-- Start Raw data --

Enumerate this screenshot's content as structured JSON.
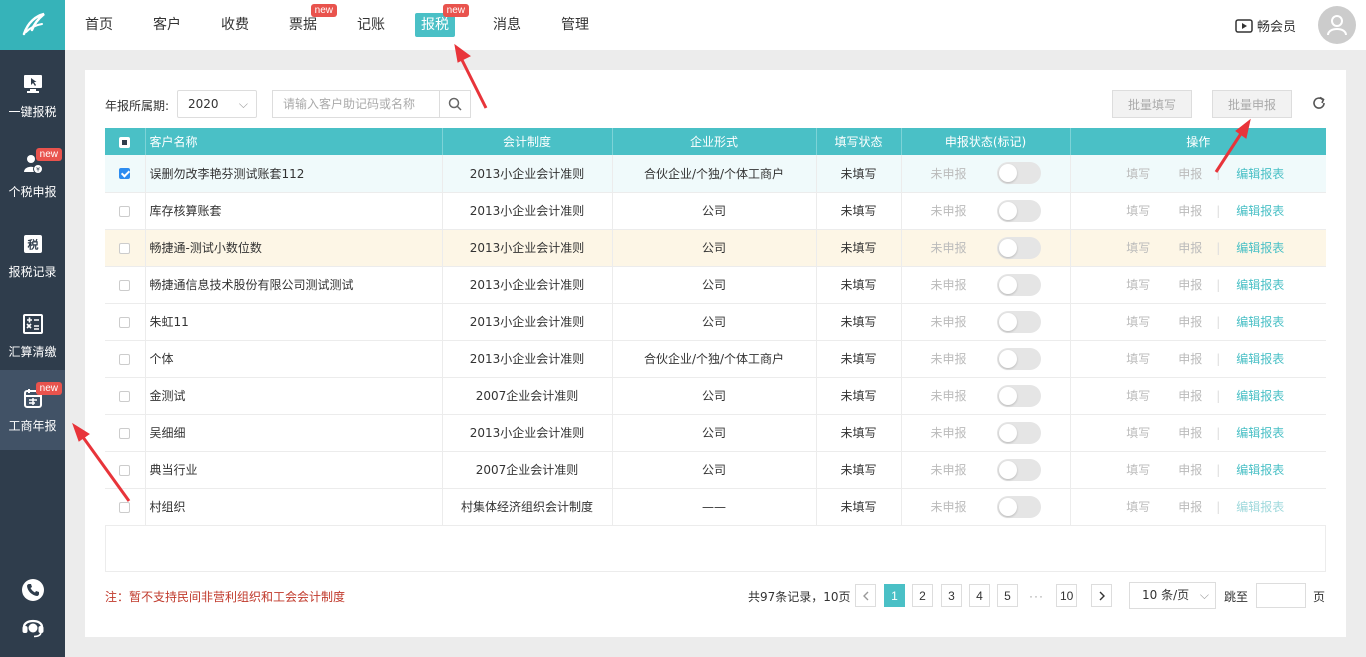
{
  "sidebar": {
    "items": [
      {
        "label": "一键报税",
        "icon": "monitor-cursor-icon",
        "badge": ""
      },
      {
        "label": "个税申报",
        "icon": "person-tax-icon",
        "badge": "new"
      },
      {
        "label": "报税记录",
        "icon": "tax-record-icon",
        "badge": ""
      },
      {
        "label": "汇算清缴",
        "icon": "calculator-icon",
        "badge": ""
      },
      {
        "label": "工商年报",
        "icon": "annual-report-icon",
        "badge": "new"
      }
    ],
    "bottom_icons": [
      "phone-icon",
      "headset-icon"
    ]
  },
  "topnav": {
    "items": [
      {
        "label": "首页",
        "badge": ""
      },
      {
        "label": "客户",
        "badge": ""
      },
      {
        "label": "收费",
        "badge": ""
      },
      {
        "label": "票据",
        "badge": "new"
      },
      {
        "label": "记账",
        "badge": ""
      },
      {
        "label": "报税",
        "badge": "new"
      },
      {
        "label": "消息",
        "badge": ""
      },
      {
        "label": "管理",
        "badge": ""
      }
    ],
    "member_label": "畅会员"
  },
  "filters": {
    "period_label": "年报所属期:",
    "year": "2020",
    "search_placeholder": "请输入客户助记码或名称"
  },
  "actions": {
    "batch_fill": "批量填写",
    "batch_declare": "批量申报"
  },
  "table": {
    "headers": {
      "name": "客户名称",
      "system": "会计制度",
      "form": "企业形式",
      "fill_status": "填写状态",
      "declare_status": "申报状态(标记)",
      "ops": "操作"
    },
    "op_labels": {
      "fill": "填写",
      "declare": "申报",
      "edit": "编辑报表"
    },
    "rows": [
      {
        "name": "误删勿改李艳芬测试账套112",
        "system": "2013小企业会计准则",
        "form": "合伙企业/个独/个体工商户",
        "fill": "未填写",
        "declare": "未申报"
      },
      {
        "name": "库存核算账套",
        "system": "2013小企业会计准则",
        "form": "公司",
        "fill": "未填写",
        "declare": "未申报"
      },
      {
        "name": "畅捷通-测试小数位数",
        "system": "2013小企业会计准则",
        "form": "公司",
        "fill": "未填写",
        "declare": "未申报"
      },
      {
        "name": "畅捷通信息技术股份有限公司测试测试",
        "system": "2013小企业会计准则",
        "form": "公司",
        "fill": "未填写",
        "declare": "未申报"
      },
      {
        "name": "朱虹11",
        "system": "2013小企业会计准则",
        "form": "公司",
        "fill": "未填写",
        "declare": "未申报"
      },
      {
        "name": "个体",
        "system": "2013小企业会计准则",
        "form": "合伙企业/个独/个体工商户",
        "fill": "未填写",
        "declare": "未申报"
      },
      {
        "name": "金测试",
        "system": "2007企业会计准则",
        "form": "公司",
        "fill": "未填写",
        "declare": "未申报"
      },
      {
        "name": "吴细细",
        "system": "2013小企业会计准则",
        "form": "公司",
        "fill": "未填写",
        "declare": "未申报"
      },
      {
        "name": "典当行业",
        "system": "2007企业会计准则",
        "form": "公司",
        "fill": "未填写",
        "declare": "未申报"
      },
      {
        "name": "村组织",
        "system": "村集体经济组织会计制度",
        "form": "——",
        "fill": "未填写",
        "declare": "未申报"
      }
    ]
  },
  "footer": {
    "note": "注：暂不支持民间非营利组织和工会会计制度",
    "total": "共97条记录，10页",
    "pages": [
      "1",
      "2",
      "3",
      "4",
      "5",
      "10"
    ],
    "dots": "···",
    "current_page": "1",
    "per_page": "10 条/页",
    "jump_label": "跳至",
    "page_suffix": "页"
  },
  "colors": {
    "accent": "#4ac0c6",
    "sidebar": "#2f3d4c",
    "badge": "#e9534d",
    "note": "#c0392b"
  }
}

-- End Raw data --

Task description: Reproduce each line exactly as it appears, omitting the pictures.

Answer for the task:
Enumerate this screenshot's content as structured JSON.
{
  "sidebar": {
    "items": [
      {
        "label": "一键报税",
        "icon": "monitor-cursor-icon",
        "badge": ""
      },
      {
        "label": "个税申报",
        "icon": "person-tax-icon",
        "badge": "new"
      },
      {
        "label": "报税记录",
        "icon": "tax-record-icon",
        "badge": ""
      },
      {
        "label": "汇算清缴",
        "icon": "calculator-icon",
        "badge": ""
      },
      {
        "label": "工商年报",
        "icon": "annual-report-icon",
        "badge": "new"
      }
    ],
    "bottom_icons": [
      "phone-icon",
      "headset-icon"
    ]
  },
  "topnav": {
    "items": [
      {
        "label": "首页",
        "badge": ""
      },
      {
        "label": "客户",
        "badge": ""
      },
      {
        "label": "收费",
        "badge": ""
      },
      {
        "label": "票据",
        "badge": "new"
      },
      {
        "label": "记账",
        "badge": ""
      },
      {
        "label": "报税",
        "badge": "new"
      },
      {
        "label": "消息",
        "badge": ""
      },
      {
        "label": "管理",
        "badge": ""
      }
    ],
    "member_label": "畅会员"
  },
  "filters": {
    "period_label": "年报所属期:",
    "year": "2020",
    "search_placeholder": "请输入客户助记码或名称"
  },
  "actions": {
    "batch_fill": "批量填写",
    "batch_declare": "批量申报"
  },
  "table": {
    "headers": {
      "name": "客户名称",
      "system": "会计制度",
      "form": "企业形式",
      "fill_status": "填写状态",
      "declare_status": "申报状态(标记)",
      "ops": "操作"
    },
    "op_labels": {
      "fill": "填写",
      "declare": "申报",
      "edit": "编辑报表"
    },
    "rows": [
      {
        "name": "误删勿改李艳芬测试账套112",
        "system": "2013小企业会计准则",
        "form": "合伙企业/个独/个体工商户",
        "fill": "未填写",
        "declare": "未申报"
      },
      {
        "name": "库存核算账套",
        "system": "2013小企业会计准则",
        "form": "公司",
        "fill": "未填写",
        "declare": "未申报"
      },
      {
        "name": "畅捷通-测试小数位数",
        "system": "2013小企业会计准则",
        "form": "公司",
        "fill": "未填写",
        "declare": "未申报"
      },
      {
        "name": "畅捷通信息技术股份有限公司测试测试",
        "system": "2013小企业会计准则",
        "form": "公司",
        "fill": "未填写",
        "declare": "未申报"
      },
      {
        "name": "朱虹11",
        "system": "2013小企业会计准则",
        "form": "公司",
        "fill": "未填写",
        "declare": "未申报"
      },
      {
        "name": "个体",
        "system": "2013小企业会计准则",
        "form": "合伙企业/个独/个体工商户",
        "fill": "未填写",
        "declare": "未申报"
      },
      {
        "name": "金测试",
        "system": "2007企业会计准则",
        "form": "公司",
        "fill": "未填写",
        "declare": "未申报"
      },
      {
        "name": "吴细细",
        "system": "2013小企业会计准则",
        "form": "公司",
        "fill": "未填写",
        "declare": "未申报"
      },
      {
        "name": "典当行业",
        "system": "2007企业会计准则",
        "form": "公司",
        "fill": "未填写",
        "declare": "未申报"
      },
      {
        "name": "村组织",
        "system": "村集体经济组织会计制度",
        "form": "——",
        "fill": "未填写",
        "declare": "未申报"
      }
    ]
  },
  "footer": {
    "note": "注：暂不支持民间非营利组织和工会会计制度",
    "total": "共97条记录，10页",
    "pages": [
      "1",
      "2",
      "3",
      "4",
      "5",
      "10"
    ],
    "dots": "···",
    "current_page": "1",
    "per_page": "10 条/页",
    "jump_label": "跳至",
    "page_suffix": "页"
  },
  "colors": {
    "accent": "#4ac0c6",
    "sidebar": "#2f3d4c",
    "badge": "#e9534d",
    "note": "#c0392b"
  }
}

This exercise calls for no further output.